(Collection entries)
***

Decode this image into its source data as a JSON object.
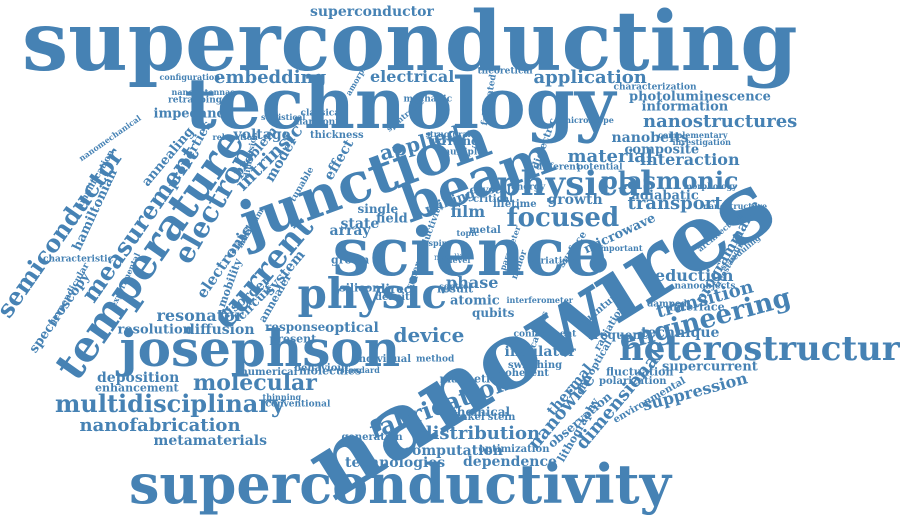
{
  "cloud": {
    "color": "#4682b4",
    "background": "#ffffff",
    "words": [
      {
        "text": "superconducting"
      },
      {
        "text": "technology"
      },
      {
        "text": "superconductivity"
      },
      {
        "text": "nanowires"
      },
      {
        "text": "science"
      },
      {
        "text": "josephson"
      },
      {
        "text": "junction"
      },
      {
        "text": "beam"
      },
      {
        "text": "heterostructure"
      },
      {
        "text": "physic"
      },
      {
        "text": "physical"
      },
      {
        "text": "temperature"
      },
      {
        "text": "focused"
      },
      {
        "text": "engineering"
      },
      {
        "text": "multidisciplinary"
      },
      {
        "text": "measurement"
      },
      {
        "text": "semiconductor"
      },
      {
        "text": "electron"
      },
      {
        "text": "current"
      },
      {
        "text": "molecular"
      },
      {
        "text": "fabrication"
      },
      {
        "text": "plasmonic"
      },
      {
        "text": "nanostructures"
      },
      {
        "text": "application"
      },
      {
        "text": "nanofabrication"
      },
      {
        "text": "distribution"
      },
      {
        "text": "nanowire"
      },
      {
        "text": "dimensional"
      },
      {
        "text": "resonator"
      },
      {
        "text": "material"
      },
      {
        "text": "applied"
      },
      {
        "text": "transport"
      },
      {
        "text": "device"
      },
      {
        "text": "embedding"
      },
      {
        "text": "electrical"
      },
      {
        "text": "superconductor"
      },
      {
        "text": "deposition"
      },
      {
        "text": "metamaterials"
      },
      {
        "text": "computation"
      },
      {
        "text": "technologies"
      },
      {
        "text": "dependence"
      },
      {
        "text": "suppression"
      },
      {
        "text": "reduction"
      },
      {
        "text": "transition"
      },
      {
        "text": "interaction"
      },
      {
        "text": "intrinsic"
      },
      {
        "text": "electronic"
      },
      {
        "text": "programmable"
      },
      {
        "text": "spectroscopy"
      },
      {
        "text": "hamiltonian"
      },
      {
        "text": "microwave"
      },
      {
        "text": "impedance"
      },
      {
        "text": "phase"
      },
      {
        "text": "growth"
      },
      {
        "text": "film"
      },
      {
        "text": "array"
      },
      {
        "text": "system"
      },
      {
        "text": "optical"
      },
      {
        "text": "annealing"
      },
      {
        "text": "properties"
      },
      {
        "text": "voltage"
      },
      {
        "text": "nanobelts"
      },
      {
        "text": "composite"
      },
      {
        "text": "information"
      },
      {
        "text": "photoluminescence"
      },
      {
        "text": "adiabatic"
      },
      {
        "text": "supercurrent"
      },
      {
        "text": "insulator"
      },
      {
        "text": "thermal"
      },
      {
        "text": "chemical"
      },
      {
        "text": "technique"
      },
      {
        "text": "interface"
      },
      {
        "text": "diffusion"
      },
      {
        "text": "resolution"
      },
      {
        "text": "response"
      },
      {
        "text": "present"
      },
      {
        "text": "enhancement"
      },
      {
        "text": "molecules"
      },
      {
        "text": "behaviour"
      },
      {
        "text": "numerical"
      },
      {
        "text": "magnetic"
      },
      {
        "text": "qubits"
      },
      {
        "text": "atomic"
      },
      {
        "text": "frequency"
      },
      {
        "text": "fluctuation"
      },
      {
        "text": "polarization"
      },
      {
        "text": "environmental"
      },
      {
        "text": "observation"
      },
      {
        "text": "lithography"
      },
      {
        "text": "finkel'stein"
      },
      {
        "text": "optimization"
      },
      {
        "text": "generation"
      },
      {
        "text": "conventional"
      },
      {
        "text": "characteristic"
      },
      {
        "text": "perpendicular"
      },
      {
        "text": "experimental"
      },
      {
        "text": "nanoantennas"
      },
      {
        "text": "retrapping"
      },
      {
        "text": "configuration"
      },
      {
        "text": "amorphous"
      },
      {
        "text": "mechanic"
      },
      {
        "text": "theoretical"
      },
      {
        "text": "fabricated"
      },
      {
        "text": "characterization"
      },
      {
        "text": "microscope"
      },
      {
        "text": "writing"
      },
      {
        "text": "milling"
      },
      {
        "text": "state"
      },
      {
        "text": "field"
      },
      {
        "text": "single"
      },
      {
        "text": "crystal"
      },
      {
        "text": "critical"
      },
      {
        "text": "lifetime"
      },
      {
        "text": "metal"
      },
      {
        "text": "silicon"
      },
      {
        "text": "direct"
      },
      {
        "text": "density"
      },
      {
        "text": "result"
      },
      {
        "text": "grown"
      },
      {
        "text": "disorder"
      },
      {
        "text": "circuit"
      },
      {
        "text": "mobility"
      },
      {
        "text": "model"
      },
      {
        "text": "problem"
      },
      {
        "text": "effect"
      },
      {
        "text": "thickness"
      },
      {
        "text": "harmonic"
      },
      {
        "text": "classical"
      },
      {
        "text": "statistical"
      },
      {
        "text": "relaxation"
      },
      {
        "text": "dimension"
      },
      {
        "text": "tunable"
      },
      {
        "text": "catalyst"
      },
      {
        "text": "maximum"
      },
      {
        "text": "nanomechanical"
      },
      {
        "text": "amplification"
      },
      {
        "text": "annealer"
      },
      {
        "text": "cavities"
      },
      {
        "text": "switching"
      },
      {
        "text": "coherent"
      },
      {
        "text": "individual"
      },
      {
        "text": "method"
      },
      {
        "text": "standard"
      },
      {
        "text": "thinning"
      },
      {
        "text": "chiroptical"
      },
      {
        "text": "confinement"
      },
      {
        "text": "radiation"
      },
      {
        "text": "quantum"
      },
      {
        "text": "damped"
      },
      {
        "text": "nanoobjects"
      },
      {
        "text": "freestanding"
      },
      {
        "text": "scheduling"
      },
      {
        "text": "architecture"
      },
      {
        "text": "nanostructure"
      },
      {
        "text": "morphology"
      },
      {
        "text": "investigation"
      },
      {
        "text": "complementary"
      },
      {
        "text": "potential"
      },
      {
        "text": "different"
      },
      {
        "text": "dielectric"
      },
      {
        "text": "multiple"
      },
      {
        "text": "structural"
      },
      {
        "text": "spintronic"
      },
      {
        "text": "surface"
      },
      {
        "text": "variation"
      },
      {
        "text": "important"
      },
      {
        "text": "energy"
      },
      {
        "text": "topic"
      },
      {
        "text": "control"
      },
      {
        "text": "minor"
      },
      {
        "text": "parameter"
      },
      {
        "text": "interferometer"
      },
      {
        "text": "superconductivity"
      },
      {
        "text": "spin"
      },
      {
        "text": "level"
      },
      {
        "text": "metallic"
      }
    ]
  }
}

***

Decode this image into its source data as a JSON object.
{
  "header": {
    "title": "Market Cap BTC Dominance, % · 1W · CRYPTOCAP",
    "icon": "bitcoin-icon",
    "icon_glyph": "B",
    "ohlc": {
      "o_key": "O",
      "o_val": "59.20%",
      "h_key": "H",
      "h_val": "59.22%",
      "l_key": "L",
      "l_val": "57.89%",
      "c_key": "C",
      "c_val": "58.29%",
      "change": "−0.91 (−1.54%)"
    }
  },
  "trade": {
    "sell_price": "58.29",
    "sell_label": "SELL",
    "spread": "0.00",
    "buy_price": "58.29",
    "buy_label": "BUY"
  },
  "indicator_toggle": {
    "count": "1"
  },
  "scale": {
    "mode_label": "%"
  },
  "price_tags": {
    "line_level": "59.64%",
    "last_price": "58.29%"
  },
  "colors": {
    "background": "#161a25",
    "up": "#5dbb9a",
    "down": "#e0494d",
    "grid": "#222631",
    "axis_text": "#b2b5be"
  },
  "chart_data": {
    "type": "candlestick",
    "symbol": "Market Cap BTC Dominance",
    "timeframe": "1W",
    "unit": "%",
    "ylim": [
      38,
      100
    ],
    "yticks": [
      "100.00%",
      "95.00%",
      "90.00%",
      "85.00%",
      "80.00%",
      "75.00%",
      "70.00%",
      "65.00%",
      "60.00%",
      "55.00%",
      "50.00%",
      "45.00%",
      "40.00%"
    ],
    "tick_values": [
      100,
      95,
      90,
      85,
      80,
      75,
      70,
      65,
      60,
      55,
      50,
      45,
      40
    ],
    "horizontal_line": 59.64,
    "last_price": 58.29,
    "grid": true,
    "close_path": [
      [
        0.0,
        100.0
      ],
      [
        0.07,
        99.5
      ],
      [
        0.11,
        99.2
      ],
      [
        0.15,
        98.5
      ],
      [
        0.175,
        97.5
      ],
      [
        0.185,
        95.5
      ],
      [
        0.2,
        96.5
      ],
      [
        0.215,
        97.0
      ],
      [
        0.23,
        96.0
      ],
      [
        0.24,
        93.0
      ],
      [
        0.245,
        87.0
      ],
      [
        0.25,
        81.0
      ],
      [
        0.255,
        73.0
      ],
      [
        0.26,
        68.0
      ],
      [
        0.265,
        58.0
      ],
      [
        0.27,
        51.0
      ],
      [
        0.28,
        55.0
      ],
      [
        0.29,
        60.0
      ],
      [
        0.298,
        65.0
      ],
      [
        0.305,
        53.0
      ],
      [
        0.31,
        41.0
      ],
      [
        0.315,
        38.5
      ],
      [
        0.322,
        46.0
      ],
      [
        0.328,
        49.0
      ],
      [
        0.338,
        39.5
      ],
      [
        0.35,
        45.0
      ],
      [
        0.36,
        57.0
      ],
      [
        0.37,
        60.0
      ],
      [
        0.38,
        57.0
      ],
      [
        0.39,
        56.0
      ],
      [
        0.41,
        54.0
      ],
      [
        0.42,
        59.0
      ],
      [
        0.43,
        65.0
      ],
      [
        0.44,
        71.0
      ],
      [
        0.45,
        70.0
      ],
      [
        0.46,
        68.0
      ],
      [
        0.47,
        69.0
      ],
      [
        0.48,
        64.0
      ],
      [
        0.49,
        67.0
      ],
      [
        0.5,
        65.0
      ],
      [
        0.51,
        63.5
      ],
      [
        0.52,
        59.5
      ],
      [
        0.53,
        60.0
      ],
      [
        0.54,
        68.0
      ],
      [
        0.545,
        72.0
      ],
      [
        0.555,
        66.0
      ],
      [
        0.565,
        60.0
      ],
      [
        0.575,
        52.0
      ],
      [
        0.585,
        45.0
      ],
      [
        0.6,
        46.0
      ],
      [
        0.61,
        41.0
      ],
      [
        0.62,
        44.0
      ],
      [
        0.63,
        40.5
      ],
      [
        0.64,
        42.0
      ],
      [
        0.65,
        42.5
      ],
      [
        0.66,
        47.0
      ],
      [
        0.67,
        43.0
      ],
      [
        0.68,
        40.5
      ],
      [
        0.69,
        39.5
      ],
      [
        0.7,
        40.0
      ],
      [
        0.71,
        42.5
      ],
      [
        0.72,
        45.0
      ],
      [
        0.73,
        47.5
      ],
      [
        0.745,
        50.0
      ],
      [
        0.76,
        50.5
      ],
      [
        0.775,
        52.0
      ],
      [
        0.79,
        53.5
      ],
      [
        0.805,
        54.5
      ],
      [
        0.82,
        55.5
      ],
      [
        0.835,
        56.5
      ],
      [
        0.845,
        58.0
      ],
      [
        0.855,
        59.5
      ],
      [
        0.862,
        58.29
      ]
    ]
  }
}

***

EXERCISE TASK> Pull out all lines in the data above that include "Market".

SOLUTION TO THIS TASK>
    "title": "Market Cap BTC Dominance, % · 1W · CRYPTOCAP",
    "symbol": "Market Cap BTC Dominance",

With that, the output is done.